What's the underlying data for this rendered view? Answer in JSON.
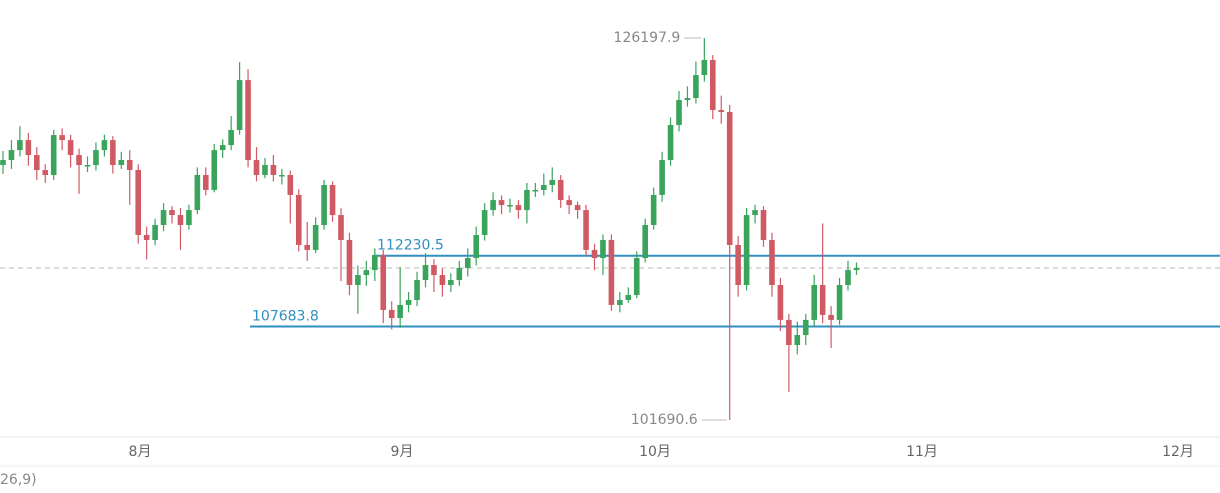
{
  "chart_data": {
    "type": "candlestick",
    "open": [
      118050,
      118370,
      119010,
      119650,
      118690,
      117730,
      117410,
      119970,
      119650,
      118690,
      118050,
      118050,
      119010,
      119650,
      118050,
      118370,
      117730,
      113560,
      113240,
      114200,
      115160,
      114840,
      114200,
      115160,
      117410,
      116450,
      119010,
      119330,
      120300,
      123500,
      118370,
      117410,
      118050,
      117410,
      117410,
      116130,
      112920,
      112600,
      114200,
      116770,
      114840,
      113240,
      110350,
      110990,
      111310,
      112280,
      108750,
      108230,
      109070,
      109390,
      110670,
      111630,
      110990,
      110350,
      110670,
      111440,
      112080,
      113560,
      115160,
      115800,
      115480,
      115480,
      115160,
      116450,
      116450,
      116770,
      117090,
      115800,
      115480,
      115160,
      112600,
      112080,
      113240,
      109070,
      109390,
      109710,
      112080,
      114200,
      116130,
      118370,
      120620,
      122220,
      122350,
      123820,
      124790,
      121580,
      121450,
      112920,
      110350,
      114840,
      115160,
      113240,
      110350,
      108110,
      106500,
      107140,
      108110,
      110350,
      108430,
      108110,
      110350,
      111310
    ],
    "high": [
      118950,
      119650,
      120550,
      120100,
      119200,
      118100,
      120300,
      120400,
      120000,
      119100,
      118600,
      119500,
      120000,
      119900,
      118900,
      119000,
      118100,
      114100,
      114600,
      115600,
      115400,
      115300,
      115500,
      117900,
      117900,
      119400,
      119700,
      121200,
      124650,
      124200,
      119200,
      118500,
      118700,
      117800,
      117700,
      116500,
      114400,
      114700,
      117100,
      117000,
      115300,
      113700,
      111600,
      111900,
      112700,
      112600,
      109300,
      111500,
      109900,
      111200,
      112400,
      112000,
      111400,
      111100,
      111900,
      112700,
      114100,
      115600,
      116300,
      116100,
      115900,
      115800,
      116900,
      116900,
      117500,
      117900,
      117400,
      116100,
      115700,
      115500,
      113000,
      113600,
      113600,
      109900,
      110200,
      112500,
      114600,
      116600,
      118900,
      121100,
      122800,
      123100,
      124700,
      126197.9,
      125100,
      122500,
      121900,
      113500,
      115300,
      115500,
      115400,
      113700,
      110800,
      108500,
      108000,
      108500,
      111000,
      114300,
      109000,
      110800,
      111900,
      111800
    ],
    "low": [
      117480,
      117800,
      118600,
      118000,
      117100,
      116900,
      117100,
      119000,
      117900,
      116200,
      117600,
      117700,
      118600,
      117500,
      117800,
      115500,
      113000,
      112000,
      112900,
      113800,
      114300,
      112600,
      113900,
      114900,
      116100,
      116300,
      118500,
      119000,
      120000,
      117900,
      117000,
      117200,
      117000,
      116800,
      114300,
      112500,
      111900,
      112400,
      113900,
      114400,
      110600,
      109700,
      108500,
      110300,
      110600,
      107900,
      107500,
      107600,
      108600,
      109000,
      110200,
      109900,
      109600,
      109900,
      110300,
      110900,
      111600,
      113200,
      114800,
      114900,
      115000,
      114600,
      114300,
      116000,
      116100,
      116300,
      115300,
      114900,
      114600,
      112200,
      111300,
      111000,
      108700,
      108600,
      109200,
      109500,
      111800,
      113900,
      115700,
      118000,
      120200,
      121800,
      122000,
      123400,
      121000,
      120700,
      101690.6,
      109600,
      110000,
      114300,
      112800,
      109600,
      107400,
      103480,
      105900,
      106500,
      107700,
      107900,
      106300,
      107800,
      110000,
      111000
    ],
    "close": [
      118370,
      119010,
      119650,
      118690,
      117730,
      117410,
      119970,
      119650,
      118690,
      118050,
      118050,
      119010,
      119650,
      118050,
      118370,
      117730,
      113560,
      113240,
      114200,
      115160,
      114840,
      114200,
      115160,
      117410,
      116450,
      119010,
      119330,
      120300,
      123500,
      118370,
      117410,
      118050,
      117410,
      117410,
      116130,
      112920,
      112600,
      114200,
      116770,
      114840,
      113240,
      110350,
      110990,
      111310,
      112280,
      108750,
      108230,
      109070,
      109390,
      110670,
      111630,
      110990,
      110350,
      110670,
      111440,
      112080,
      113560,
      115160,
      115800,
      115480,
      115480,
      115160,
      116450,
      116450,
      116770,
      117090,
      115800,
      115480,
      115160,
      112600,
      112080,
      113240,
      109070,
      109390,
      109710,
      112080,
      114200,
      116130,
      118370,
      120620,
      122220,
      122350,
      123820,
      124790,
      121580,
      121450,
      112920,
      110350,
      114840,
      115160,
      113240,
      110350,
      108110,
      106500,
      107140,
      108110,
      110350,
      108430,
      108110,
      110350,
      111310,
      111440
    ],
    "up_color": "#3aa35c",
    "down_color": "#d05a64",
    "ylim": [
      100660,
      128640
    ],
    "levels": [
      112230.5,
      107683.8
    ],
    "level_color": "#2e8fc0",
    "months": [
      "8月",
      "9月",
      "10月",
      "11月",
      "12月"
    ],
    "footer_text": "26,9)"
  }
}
________________
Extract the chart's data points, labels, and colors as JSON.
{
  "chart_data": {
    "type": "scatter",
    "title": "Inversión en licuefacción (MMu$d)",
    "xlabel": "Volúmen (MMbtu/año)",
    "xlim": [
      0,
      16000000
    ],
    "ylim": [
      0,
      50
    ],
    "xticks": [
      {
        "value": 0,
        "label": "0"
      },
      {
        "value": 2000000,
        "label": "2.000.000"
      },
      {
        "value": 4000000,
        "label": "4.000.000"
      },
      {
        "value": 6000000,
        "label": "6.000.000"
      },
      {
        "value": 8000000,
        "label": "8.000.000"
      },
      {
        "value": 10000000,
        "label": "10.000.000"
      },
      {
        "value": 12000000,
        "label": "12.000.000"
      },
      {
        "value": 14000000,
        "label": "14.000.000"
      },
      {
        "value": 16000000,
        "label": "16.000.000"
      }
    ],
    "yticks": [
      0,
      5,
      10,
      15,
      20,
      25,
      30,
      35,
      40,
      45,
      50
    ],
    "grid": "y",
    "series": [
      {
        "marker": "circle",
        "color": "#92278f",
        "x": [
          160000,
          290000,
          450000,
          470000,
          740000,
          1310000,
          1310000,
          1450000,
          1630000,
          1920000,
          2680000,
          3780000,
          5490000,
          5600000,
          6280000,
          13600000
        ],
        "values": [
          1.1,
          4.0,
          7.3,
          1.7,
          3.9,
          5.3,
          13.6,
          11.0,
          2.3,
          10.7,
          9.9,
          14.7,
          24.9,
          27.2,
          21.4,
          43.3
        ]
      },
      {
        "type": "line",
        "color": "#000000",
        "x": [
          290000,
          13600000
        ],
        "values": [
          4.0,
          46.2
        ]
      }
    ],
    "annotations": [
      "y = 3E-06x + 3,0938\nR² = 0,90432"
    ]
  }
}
________________
Which lines in the data above contain "type"? Show each one.

Response to this exercise
    "type": "candlestick",
    "type": "scatter",
        "type": "line",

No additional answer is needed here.